**Azione richiesta A:** Riscrivi sotto forma di elenco puntato il paragrafo del testo sulla febbre catarrale ovina che inizia con "Nel contesto attuale", mantenendone i fatti principali.
**Azione richiesta B:** Secondo il testo sulla febbre catarrale ovina, in quali territori la malattia è tornata a colpire con forza?

**Testo fornito:**
--------------------
La febbre catarrale ovina (Blue Tongue) è tornata a colpire con forza i territori rurali del Centro Italia, confermando un trend purtroppo ricorrente. Ancora una volta, però, il sistema pubblico preposto alla sanità veterinaria sembra non aver risposto con la tempestività e l’efficacia richieste da una situazione così critica.
I protocolli attualmente in vigore appaiono superati rispetto alla realtà epidemiologica e climatica attuale. Le misure di contenimento e prevenzione si sono rivelate insufficienti o, in diversi casi, non applicate in modo concreto.
Da tempo erano noti segnali di allerta, ma nonostante ciò non si è assistito all’attivazione di piani vaccinali aggiornati o campagne di disinfestazione coordinate.
Nel contesto attuale, molti allevatori segnalano la difficoltà di ricevere un’assistenza veterinaria efficace. A fronte di numerose richieste di intervento, il supporto sul campo è stato percepito come limitato, con un approccio prevalentemente amministrativo piuttosto che operativo.
Questa situazione genera un grave senso di solitudine nelle aziende zootecniche, che continuano a garantire presidio del territorio, economia locale e qualità alimentare.
--------------------
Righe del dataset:
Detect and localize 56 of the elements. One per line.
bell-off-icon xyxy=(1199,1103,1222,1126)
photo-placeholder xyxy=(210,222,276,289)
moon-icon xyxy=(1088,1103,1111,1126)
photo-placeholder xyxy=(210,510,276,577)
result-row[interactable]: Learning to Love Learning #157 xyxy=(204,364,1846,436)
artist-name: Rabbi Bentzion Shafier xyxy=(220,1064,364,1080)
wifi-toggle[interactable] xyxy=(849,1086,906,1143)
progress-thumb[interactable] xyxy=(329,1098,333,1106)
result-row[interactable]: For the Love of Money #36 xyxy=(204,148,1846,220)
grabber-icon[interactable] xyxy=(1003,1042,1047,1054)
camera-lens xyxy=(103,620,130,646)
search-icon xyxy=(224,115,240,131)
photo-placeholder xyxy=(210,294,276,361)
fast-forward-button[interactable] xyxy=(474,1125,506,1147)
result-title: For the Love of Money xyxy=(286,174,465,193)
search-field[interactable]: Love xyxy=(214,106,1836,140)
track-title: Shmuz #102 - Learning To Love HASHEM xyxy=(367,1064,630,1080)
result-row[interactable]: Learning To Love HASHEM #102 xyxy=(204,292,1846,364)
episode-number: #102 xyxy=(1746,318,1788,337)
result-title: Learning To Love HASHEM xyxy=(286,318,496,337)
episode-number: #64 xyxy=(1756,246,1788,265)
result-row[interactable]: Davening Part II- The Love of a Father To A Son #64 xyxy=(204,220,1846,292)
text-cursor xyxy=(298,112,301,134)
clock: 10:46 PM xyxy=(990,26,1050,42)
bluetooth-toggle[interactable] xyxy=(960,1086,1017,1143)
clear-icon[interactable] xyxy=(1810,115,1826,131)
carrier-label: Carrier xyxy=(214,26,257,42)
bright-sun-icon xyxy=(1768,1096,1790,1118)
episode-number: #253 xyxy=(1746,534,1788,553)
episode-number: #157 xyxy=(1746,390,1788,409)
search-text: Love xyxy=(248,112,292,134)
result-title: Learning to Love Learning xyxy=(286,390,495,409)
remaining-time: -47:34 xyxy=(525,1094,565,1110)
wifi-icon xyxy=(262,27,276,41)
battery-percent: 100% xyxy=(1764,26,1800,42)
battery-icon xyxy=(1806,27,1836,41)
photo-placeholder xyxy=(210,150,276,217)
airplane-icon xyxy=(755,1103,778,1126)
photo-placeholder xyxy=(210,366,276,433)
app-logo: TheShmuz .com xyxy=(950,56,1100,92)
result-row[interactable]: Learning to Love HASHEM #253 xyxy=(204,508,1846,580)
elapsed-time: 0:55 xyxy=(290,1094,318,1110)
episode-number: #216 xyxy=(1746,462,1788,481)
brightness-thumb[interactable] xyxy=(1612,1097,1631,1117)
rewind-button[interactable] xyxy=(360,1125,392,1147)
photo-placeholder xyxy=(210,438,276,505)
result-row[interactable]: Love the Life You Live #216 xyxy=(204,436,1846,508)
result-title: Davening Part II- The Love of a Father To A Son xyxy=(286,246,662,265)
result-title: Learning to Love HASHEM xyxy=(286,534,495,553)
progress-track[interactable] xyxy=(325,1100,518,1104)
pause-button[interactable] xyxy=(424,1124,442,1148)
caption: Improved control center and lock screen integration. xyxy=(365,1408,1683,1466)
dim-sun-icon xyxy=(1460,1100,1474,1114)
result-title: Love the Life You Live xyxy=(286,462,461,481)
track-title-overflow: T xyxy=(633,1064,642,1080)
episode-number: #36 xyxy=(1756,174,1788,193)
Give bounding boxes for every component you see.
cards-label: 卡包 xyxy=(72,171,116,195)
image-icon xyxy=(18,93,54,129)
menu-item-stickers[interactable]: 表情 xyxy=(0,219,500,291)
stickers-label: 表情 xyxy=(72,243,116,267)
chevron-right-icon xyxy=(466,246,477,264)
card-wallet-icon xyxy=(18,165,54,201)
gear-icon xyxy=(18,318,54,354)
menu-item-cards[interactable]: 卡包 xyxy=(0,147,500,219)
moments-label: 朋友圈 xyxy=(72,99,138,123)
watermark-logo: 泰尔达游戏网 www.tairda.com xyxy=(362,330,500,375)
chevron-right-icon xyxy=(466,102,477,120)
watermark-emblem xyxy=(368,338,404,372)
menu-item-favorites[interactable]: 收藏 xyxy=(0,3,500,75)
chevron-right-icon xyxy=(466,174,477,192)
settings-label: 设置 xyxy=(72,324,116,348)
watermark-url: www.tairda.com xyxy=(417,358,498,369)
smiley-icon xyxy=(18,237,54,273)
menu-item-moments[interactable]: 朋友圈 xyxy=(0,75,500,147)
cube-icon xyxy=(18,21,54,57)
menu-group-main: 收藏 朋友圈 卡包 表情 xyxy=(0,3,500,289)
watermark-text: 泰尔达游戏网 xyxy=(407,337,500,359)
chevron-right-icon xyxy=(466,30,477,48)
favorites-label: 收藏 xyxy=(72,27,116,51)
--------------------
**Risultato A:**
- Molti allevatori segnalano difficoltà nel ricevere un'assistenza veterinaria efficace.
- Nonostante le numerose richieste di intervento, il supporto sul campo è stato percepito come limitato.
- L'approccio è stato prevalentemente amministrativo anziché operativo.

**Risultato B:** Nei territori rurali del Centro Italia.